Extracts from a graphics dataset:
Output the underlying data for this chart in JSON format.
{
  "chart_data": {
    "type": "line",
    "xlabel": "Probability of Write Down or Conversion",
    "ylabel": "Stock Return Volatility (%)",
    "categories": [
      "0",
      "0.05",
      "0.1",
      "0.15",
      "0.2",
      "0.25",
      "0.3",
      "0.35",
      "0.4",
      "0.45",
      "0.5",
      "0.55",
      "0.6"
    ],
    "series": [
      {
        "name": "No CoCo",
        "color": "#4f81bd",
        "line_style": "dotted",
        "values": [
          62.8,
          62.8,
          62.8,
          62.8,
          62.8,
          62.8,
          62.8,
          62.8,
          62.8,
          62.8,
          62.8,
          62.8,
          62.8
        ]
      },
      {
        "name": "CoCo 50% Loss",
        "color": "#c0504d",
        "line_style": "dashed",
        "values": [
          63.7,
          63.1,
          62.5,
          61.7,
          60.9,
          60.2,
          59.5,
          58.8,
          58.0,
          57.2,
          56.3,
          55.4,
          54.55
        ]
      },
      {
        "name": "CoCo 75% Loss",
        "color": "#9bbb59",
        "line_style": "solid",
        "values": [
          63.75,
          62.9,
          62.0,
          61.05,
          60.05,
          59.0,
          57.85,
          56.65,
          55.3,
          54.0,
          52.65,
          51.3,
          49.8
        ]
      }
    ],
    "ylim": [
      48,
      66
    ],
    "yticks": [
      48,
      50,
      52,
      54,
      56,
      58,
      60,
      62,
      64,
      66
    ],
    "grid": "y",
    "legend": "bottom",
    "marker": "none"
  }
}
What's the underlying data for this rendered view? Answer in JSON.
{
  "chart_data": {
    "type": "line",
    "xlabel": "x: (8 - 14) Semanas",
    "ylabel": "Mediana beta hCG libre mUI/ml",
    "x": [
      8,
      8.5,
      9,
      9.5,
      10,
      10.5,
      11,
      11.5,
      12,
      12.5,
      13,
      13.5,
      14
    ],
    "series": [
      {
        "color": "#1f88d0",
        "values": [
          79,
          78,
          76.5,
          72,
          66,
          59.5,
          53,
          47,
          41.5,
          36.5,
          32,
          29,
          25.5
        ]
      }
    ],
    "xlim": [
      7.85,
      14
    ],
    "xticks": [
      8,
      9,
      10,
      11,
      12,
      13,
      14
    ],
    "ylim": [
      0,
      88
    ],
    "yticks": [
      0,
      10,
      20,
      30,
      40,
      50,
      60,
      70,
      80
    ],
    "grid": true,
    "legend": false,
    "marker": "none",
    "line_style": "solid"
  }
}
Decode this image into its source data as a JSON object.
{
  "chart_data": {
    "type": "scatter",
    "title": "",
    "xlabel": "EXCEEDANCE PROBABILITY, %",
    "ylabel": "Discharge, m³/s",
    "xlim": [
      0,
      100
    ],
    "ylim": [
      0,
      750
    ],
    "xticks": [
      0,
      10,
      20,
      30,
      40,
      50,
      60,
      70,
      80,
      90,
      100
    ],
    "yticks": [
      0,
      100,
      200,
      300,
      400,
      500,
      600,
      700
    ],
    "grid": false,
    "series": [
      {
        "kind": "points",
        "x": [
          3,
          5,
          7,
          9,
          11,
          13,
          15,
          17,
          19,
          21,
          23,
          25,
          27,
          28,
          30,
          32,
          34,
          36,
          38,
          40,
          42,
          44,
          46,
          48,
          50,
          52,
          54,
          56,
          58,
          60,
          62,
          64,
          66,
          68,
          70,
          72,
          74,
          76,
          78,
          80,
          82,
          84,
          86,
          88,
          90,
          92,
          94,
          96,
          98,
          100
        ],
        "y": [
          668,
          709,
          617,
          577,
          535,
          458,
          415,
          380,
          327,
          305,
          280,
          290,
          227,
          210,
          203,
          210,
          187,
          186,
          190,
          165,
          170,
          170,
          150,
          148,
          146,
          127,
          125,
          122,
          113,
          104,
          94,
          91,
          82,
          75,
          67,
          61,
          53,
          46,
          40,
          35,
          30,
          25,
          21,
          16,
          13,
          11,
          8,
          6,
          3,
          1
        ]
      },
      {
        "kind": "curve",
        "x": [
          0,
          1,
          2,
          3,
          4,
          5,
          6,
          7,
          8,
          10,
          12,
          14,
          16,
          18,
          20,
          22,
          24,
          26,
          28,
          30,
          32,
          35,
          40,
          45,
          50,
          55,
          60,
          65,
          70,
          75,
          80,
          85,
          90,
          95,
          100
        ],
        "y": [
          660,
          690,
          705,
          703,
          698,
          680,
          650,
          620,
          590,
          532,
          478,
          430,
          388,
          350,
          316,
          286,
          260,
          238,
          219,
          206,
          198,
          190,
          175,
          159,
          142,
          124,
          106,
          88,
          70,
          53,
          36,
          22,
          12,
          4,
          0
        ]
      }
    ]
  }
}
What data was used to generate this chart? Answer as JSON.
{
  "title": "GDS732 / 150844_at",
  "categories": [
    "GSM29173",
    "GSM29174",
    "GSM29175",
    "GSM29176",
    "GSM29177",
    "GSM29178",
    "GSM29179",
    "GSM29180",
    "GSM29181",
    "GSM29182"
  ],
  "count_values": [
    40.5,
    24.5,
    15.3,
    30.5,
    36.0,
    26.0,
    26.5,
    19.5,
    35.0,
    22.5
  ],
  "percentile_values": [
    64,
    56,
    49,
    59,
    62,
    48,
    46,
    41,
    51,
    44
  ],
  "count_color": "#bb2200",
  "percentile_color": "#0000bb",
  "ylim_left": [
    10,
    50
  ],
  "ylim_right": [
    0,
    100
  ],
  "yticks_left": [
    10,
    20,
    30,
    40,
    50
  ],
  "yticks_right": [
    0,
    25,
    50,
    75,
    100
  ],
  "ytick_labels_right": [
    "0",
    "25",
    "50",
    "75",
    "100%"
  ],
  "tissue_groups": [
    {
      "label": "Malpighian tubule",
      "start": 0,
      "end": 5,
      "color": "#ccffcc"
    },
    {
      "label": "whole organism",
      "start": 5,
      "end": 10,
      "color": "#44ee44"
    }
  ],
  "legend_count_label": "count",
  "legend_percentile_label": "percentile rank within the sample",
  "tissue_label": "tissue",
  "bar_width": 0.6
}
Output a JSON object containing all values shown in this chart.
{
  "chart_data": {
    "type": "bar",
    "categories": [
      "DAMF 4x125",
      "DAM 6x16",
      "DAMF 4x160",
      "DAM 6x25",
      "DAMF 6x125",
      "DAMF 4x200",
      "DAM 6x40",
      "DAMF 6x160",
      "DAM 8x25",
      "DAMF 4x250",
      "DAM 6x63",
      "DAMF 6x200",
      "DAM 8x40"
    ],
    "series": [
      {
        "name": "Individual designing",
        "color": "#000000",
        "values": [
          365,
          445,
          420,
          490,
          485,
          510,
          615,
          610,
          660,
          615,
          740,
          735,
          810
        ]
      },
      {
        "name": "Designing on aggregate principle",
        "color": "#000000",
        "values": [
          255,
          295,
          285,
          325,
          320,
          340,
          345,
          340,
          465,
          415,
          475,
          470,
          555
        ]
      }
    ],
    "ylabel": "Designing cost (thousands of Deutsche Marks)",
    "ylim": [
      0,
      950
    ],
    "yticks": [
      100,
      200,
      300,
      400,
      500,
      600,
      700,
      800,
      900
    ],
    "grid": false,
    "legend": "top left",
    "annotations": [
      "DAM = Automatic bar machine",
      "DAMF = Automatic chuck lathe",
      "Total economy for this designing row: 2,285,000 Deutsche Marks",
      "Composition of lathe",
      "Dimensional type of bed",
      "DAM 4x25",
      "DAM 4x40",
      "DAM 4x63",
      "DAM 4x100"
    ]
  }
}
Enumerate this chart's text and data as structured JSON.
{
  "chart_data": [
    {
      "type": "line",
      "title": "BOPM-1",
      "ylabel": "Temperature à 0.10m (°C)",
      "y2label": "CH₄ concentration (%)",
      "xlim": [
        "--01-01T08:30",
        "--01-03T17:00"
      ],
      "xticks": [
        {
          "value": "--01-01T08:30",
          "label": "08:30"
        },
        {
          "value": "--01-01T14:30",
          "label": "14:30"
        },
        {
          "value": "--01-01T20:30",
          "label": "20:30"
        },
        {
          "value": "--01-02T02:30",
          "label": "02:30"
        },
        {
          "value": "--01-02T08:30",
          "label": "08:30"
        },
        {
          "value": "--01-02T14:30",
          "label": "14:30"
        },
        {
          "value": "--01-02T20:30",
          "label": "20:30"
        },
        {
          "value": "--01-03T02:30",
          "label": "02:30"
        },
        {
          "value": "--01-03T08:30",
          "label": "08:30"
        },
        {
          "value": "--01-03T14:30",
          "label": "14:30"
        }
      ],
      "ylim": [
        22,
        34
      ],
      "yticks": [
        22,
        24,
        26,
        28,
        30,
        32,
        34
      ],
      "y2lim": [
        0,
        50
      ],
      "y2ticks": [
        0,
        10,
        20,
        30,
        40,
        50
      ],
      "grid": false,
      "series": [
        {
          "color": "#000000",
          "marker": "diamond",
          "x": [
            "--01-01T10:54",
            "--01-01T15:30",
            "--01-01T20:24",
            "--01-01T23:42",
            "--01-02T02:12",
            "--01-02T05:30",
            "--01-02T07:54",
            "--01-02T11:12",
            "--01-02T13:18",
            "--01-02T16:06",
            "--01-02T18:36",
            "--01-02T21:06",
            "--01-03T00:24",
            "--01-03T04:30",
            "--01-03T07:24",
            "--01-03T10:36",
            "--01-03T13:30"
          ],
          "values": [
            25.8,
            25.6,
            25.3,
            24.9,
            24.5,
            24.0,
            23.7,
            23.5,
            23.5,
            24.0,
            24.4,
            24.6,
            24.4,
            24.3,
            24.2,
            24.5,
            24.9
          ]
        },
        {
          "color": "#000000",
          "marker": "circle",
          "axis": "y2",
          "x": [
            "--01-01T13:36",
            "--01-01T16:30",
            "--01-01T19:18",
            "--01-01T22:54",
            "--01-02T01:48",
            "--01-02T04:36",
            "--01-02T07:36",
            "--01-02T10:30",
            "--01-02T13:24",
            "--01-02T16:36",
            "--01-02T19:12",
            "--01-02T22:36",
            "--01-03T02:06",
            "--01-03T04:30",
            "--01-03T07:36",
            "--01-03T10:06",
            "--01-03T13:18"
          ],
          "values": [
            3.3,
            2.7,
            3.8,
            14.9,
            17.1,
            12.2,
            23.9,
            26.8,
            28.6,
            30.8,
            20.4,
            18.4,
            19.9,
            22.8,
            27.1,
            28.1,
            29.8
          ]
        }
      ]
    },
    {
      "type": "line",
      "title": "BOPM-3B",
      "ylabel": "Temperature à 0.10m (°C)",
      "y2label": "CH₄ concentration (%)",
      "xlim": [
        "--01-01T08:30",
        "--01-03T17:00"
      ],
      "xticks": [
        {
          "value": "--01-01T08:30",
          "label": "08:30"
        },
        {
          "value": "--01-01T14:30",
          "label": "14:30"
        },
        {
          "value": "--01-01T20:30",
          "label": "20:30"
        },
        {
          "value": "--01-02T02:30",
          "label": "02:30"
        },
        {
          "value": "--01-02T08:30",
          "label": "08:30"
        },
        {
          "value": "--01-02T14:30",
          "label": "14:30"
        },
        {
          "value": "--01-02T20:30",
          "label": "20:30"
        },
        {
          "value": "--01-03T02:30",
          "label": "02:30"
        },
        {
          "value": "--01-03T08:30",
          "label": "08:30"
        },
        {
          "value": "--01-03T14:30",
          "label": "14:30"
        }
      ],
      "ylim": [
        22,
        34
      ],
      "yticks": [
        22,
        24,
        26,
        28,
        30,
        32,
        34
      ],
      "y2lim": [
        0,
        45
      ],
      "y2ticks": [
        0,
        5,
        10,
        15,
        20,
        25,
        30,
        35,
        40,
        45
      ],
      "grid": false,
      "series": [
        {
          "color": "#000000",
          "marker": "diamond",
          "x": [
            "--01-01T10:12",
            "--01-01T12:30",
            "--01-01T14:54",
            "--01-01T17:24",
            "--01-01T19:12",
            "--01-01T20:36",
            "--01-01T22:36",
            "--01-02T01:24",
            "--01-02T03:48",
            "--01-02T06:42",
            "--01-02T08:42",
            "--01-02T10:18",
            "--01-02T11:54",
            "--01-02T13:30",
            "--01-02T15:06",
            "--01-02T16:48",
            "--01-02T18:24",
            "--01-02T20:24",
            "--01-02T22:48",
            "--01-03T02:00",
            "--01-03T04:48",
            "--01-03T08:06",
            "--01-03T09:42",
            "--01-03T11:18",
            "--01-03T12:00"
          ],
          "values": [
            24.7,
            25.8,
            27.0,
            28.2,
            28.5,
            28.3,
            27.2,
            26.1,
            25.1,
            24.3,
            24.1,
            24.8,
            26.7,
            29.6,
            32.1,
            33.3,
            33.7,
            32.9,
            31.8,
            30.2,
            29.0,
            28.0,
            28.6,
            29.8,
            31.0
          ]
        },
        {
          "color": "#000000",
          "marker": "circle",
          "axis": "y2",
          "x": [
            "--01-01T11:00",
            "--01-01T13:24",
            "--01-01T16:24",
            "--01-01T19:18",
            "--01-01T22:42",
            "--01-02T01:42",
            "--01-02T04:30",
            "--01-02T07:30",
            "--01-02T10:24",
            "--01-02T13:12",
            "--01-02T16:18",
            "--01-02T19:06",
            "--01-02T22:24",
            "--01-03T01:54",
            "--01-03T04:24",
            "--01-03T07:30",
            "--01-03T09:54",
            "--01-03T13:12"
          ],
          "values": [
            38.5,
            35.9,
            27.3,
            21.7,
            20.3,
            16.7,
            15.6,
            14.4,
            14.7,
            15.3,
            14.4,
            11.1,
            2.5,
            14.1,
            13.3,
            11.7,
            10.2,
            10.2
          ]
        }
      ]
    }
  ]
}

GIVEN PROBLEM: Reply with the number of lines in the material above that contain "CoCo", and nothing more.

SOLUTION TO THIS PROBLEM: 3